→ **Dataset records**

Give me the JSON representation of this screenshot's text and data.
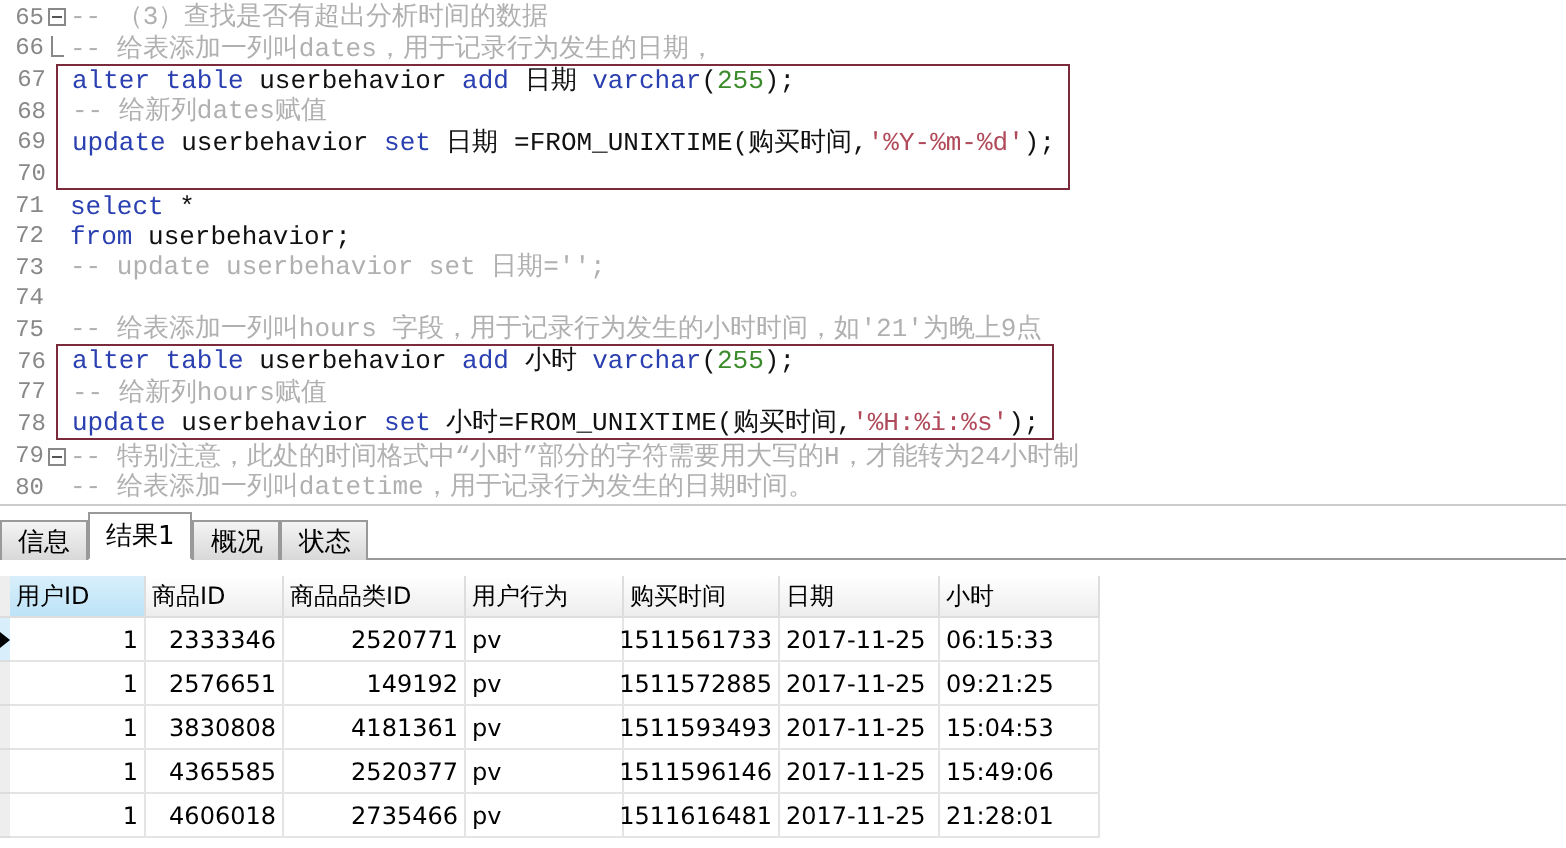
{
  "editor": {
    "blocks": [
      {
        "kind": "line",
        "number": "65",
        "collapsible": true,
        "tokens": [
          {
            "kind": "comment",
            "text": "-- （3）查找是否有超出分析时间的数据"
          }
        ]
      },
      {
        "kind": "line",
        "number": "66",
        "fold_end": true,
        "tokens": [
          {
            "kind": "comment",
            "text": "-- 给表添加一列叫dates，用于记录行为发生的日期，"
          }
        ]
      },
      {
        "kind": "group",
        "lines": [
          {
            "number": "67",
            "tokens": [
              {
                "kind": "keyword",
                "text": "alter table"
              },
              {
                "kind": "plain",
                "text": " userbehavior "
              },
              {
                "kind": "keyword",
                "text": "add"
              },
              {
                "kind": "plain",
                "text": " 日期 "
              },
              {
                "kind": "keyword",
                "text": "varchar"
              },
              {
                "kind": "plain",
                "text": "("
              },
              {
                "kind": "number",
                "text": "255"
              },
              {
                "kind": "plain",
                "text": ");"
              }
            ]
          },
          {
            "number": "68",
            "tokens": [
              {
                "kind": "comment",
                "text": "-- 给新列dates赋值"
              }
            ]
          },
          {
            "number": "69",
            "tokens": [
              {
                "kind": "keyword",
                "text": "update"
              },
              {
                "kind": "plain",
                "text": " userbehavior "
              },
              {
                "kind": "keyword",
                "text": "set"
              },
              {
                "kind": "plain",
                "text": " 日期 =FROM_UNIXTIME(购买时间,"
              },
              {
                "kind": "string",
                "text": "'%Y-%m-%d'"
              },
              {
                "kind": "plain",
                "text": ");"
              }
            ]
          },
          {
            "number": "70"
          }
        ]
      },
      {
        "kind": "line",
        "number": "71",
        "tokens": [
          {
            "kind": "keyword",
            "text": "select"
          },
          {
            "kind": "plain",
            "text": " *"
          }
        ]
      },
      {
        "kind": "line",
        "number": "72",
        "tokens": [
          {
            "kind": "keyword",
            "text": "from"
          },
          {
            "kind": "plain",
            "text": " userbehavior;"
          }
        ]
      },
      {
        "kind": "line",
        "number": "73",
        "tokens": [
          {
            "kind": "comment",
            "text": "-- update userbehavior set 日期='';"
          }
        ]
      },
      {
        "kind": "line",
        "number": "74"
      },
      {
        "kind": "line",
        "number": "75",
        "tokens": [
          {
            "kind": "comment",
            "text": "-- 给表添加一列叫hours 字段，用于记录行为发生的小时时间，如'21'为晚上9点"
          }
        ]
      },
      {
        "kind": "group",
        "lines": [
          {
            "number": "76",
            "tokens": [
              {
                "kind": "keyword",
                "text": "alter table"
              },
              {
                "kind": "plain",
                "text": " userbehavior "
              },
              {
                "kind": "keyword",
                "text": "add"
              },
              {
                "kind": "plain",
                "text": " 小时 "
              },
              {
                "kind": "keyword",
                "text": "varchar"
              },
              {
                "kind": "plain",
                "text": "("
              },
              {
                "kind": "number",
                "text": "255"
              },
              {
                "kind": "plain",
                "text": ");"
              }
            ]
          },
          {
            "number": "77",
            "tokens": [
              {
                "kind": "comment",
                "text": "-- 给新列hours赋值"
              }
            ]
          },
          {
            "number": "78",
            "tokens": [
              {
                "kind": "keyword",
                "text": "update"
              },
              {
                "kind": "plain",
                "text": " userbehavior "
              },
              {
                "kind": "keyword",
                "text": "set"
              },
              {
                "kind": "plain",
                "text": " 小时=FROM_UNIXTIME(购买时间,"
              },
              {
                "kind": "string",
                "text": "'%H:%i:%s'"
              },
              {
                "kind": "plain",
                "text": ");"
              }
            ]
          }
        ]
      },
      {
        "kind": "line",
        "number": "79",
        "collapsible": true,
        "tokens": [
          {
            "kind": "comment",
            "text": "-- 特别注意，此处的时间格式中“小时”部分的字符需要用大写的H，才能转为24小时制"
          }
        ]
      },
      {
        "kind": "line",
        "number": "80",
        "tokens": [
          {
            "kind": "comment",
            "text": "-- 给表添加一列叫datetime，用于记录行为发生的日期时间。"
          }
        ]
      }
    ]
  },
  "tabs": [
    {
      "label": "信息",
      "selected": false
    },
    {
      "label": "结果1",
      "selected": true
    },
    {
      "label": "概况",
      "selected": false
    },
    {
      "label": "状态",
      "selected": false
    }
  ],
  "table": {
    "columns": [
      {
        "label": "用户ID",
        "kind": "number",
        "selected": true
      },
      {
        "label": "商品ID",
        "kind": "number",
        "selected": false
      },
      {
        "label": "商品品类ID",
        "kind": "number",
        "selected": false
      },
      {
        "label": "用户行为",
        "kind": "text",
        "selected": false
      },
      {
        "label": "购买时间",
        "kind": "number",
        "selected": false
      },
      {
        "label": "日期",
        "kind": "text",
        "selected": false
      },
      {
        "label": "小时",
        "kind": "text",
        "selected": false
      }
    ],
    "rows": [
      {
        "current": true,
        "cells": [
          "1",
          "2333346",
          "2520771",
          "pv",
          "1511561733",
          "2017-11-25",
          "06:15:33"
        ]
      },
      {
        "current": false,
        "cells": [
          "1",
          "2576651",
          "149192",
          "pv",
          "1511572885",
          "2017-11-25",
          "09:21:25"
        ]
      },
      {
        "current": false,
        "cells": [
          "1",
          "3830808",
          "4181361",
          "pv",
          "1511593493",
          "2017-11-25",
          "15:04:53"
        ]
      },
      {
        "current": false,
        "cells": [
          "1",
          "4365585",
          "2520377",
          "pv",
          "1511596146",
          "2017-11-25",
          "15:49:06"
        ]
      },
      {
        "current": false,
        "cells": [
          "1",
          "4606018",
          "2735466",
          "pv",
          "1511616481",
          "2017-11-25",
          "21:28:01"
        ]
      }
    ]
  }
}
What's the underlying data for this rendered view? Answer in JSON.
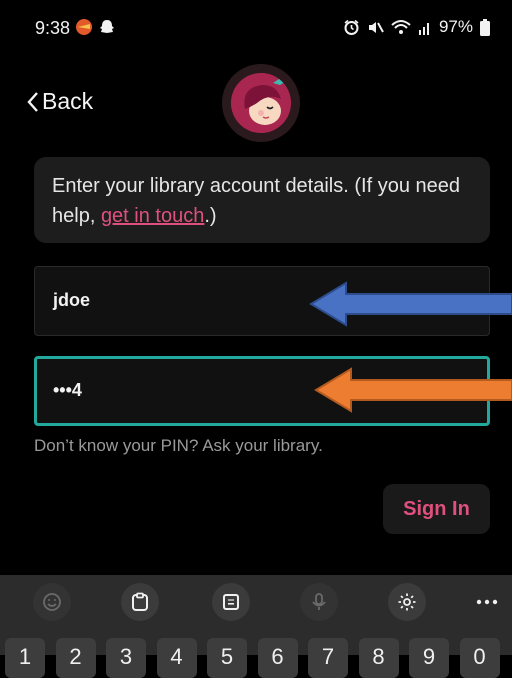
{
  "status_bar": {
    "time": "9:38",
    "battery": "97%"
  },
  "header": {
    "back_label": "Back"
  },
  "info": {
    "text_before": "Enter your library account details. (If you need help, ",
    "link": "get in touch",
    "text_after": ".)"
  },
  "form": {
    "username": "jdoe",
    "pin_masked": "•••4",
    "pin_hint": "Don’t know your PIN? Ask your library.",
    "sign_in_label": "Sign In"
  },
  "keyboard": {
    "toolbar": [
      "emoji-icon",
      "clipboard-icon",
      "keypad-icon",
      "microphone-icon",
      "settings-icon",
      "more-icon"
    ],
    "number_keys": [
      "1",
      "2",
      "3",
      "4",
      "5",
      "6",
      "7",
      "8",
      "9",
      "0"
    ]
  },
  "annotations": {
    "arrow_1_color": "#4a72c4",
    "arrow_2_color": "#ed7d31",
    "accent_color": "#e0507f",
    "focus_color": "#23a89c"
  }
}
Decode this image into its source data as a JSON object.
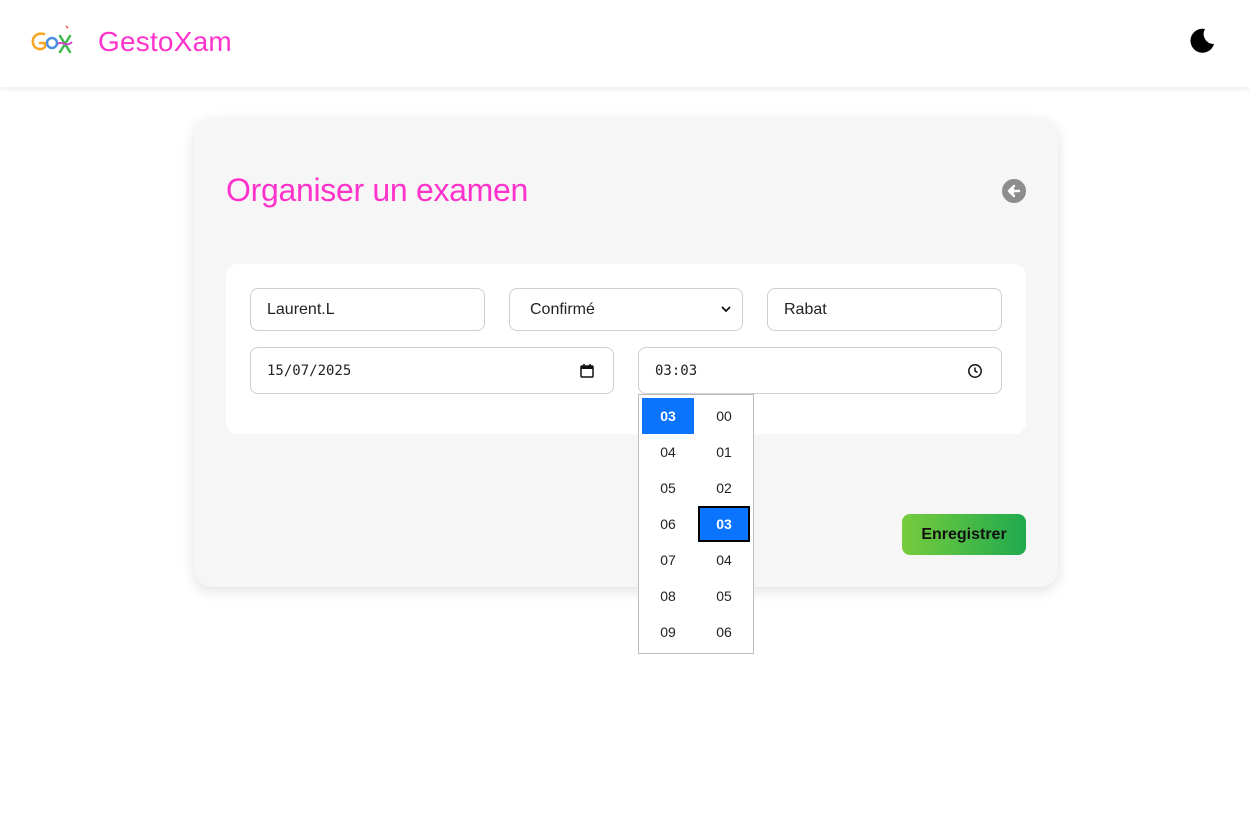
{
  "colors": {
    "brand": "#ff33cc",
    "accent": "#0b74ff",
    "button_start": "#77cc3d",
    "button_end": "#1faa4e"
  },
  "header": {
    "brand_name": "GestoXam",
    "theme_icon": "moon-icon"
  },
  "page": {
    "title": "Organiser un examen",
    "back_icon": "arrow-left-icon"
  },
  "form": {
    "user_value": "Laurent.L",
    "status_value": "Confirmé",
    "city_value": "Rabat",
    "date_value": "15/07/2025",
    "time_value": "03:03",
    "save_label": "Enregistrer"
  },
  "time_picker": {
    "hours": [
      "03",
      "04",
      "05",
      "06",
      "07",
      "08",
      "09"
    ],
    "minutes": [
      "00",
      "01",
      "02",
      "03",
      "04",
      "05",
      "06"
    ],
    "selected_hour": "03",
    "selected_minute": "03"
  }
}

→ **Given problem**
Return the material exactly as given, apart from the pictures.

→ **Reply**
Give me the JSON representation of this screenshot's text and data.
{
  "editor": {
    "blocks": [
      {
        "kind": "line",
        "number": "65",
        "collapsible": true,
        "tokens": [
          {
            "kind": "comment",
            "text": "-- （3）查找是否有超出分析时间的数据"
          }
        ]
      },
      {
        "kind": "line",
        "number": "66",
        "fold_end": true,
        "tokens": [
          {
            "kind": "comment",
            "text": "-- 给表添加一列叫dates，用于记录行为发生的日期，"
          }
        ]
      },
      {
        "kind": "group",
        "lines": [
          {
            "number": "67",
            "tokens": [
              {
                "kind": "keyword",
                "text": "alter table"
              },
              {
                "kind": "plain",
                "text": " userbehavior "
              },
              {
                "kind": "keyword",
                "text": "add"
              },
              {
                "kind": "plain",
                "text": " 日期 "
              },
              {
                "kind": "keyword",
                "text": "varchar"
              },
              {
                "kind": "plain",
                "text": "("
              },
              {
                "kind": "number",
                "text": "255"
              },
              {
                "kind": "plain",
                "text": ");"
              }
            ]
          },
          {
            "number": "68",
            "tokens": [
              {
                "kind": "comment",
                "text": "-- 给新列dates赋值"
              }
            ]
          },
          {
            "number": "69",
            "tokens": [
              {
                "kind": "keyword",
                "text": "update"
              },
              {
                "kind": "plain",
                "text": " userbehavior "
              },
              {
                "kind": "keyword",
                "text": "set"
              },
              {
                "kind": "plain",
                "text": " 日期 =FROM_UNIXTIME(购买时间,"
              },
              {
                "kind": "string",
                "text": "'%Y-%m-%d'"
              },
              {
                "kind": "plain",
                "text": ");"
              }
            ]
          },
          {
            "number": "70"
          }
        ]
      },
      {
        "kind": "line",
        "number": "71",
        "tokens": [
          {
            "kind": "keyword",
            "text": "select"
          },
          {
            "kind": "plain",
            "text": " *"
          }
        ]
      },
      {
        "kind": "line",
        "number": "72",
        "tokens": [
          {
            "kind": "keyword",
            "text": "from"
          },
          {
            "kind": "plain",
            "text": " userbehavior;"
          }
        ]
      },
      {
        "kind": "line",
        "number": "73",
        "tokens": [
          {
            "kind": "comment",
            "text": "-- update userbehavior set 日期='';"
          }
        ]
      },
      {
        "kind": "line",
        "number": "74"
      },
      {
        "kind": "line",
        "number": "75",
        "tokens": [
          {
            "kind": "comment",
            "text": "-- 给表添加一列叫hours 字段，用于记录行为发生的小时时间，如'21'为晚上9点"
          }
        ]
      },
      {
        "kind": "group",
        "lines": [
          {
            "number": "76",
            "tokens": [
              {
                "kind": "keyword",
                "text": "alter table"
              },
              {
                "kind": "plain",
                "text": " userbehavior "
              },
              {
                "kind": "keyword",
                "text": "add"
              },
              {
                "kind": "plain",
                "text": " 小时 "
              },
              {
                "kind": "keyword",
                "text": "varchar"
              },
              {
                "kind": "plain",
                "text": "("
              },
              {
                "kind": "number",
                "text": "255"
              },
              {
                "kind": "plain",
                "text": ");"
              }
            ]
          },
          {
            "number": "77",
            "tokens": [
              {
                "kind": "comment",
                "text": "-- 给新列hours赋值"
              }
            ]
          },
          {
            "number": "78",
            "tokens": [
              {
                "kind": "keyword",
                "text": "update"
              },
              {
                "kind": "plain",
                "text": " userbehavior "
              },
              {
                "kind": "keyword",
                "text": "set"
              },
              {
                "kind": "plain",
                "text": " 小时=FROM_UNIXTIME(购买时间,"
              },
              {
                "kind": "string",
                "text": "'%H:%i:%s'"
              },
              {
                "kind": "plain",
                "text": ");"
              }
            ]
          }
        ]
      },
      {
        "kind": "line",
        "number": "79",
        "collapsible": true,
        "tokens": [
          {
            "kind": "comment",
            "text": "-- 特别注意，此处的时间格式中“小时”部分的字符需要用大写的H，才能转为24小时制"
          }
        ]
      },
      {
        "kind": "line",
        "number": "80",
        "tokens": [
          {
            "kind": "comment",
            "text": "-- 给表添加一列叫datetime，用于记录行为发生的日期时间。"
          }
        ]
      }
    ]
  },
  "tabs": [
    {
      "label": "信息",
      "selected": false
    },
    {
      "label": "结果1",
      "selected": true
    },
    {
      "label": "概况",
      "selected": false
    },
    {
      "label": "状态",
      "selected": false
    }
  ],
  "table": {
    "columns": [
      {
        "label": "用户ID",
        "kind": "number",
        "selected": true
      },
      {
        "label": "商品ID",
        "kind": "number",
        "selected": false
      },
      {
        "label": "商品品类ID",
        "kind": "number",
        "selected": false
      },
      {
        "label": "用户行为",
        "kind": "text",
        "selected": false
      },
      {
        "label": "购买时间",
        "kind": "number",
        "selected": false
      },
      {
        "label": "日期",
        "kind": "text",
        "selected": false
      },
      {
        "label": "小时",
        "kind": "text",
        "selected": false
      }
    ],
    "rows": [
      {
        "current": true,
        "cells": [
          "1",
          "2333346",
          "2520771",
          "pv",
          "1511561733",
          "2017-11-25",
          "06:15:33"
        ]
      },
      {
        "current": false,
        "cells": [
          "1",
          "2576651",
          "149192",
          "pv",
          "1511572885",
          "2017-11-25",
          "09:21:25"
        ]
      },
      {
        "current": false,
        "cells": [
          "1",
          "3830808",
          "4181361",
          "pv",
          "1511593493",
          "2017-11-25",
          "15:04:53"
        ]
      },
      {
        "current": false,
        "cells": [
          "1",
          "4365585",
          "2520377",
          "pv",
          "1511596146",
          "2017-11-25",
          "15:49:06"
        ]
      },
      {
        "current": false,
        "cells": [
          "1",
          "4606018",
          "2735466",
          "pv",
          "1511616481",
          "2017-11-25",
          "21:28:01"
        ]
      }
    ]
  }
}
What's the underlying data for this rendered view? Answer in JSON.
{
  "status_bar": {
    "time": "9:38",
    "battery": "97%"
  },
  "header": {
    "back_label": "Back"
  },
  "info": {
    "text_before": "Enter your library account details. (If you need help, ",
    "link": "get in touch",
    "text_after": ".)"
  },
  "form": {
    "username": "jdoe",
    "pin_masked": "•••4",
    "pin_hint": "Don’t know your PIN? Ask your library.",
    "sign_in_label": "Sign In"
  },
  "keyboard": {
    "toolbar": [
      "emoji-icon",
      "clipboard-icon",
      "keypad-icon",
      "microphone-icon",
      "settings-icon",
      "more-icon"
    ],
    "number_keys": [
      "1",
      "2",
      "3",
      "4",
      "5",
      "6",
      "7",
      "8",
      "9",
      "0"
    ]
  },
  "annotations": {
    "arrow_1_color": "#4a72c4",
    "arrow_2_color": "#ed7d31",
    "accent_color": "#e0507f",
    "focus_color": "#23a89c"
  }
}
Decode this image into its source data as a JSON object.
{
  "colors": {
    "brand": "#ff33cc",
    "accent": "#0b74ff",
    "button_start": "#77cc3d",
    "button_end": "#1faa4e"
  },
  "header": {
    "brand_name": "GestoXam",
    "theme_icon": "moon-icon"
  },
  "page": {
    "title": "Organiser un examen",
    "back_icon": "arrow-left-icon"
  },
  "form": {
    "user_value": "Laurent.L",
    "status_value": "Confirmé",
    "city_value": "Rabat",
    "date_value": "15/07/2025",
    "time_value": "03:03",
    "save_label": "Enregistrer"
  },
  "time_picker": {
    "hours": [
      "03",
      "04",
      "05",
      "06",
      "07",
      "08",
      "09"
    ],
    "minutes": [
      "00",
      "01",
      "02",
      "03",
      "04",
      "05",
      "06"
    ],
    "selected_hour": "03",
    "selected_minute": "03"
  }
}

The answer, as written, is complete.